### TO BE DONE
Tell how many lines carry the word "информационную"; the reply is the number and nothing else.

### INPUT RECORDS

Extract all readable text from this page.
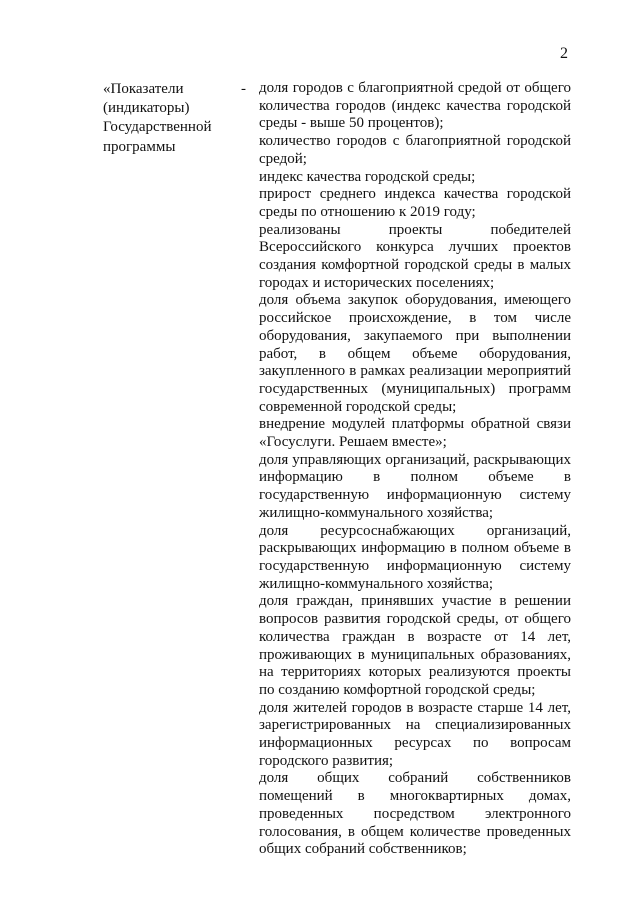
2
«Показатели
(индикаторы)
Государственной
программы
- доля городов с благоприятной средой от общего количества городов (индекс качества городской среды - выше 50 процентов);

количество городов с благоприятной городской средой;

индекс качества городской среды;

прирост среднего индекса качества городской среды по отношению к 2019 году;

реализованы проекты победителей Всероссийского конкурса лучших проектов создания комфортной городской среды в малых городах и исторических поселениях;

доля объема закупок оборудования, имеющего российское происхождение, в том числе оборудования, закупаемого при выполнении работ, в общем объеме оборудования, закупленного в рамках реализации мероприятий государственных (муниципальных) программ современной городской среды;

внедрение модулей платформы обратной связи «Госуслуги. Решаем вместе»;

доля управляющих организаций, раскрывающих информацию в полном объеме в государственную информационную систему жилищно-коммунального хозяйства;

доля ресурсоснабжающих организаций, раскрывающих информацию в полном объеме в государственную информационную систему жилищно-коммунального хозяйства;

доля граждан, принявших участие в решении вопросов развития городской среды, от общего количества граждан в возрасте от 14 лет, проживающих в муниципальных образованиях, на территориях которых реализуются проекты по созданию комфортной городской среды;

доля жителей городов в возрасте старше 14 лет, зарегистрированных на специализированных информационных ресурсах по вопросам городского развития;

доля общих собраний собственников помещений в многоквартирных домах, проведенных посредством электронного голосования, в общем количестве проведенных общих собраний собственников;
...
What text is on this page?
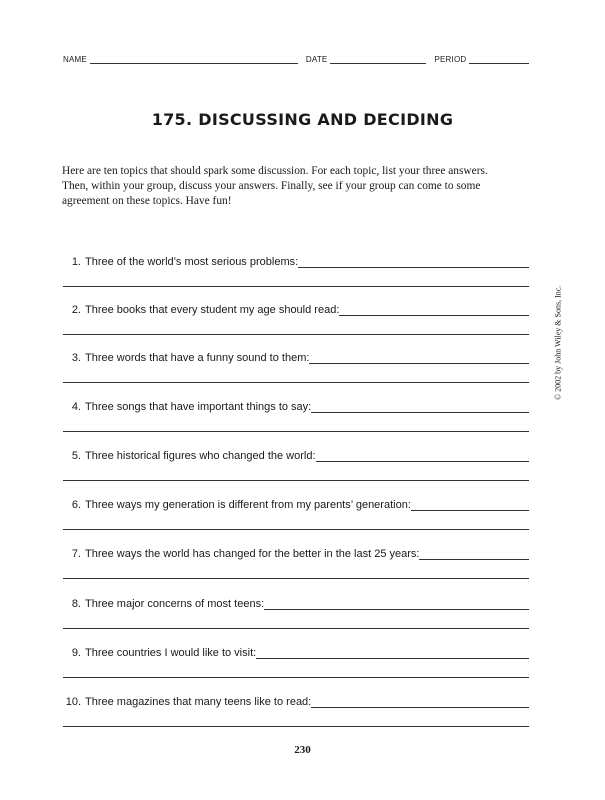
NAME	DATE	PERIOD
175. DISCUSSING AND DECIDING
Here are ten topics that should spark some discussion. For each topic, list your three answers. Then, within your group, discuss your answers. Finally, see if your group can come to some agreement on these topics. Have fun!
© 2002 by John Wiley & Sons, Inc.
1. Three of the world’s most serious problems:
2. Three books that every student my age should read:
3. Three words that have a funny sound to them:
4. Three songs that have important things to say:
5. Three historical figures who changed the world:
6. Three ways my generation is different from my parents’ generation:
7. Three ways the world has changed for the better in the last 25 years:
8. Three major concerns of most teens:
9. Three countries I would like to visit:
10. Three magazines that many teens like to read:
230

### TASK RESULT
2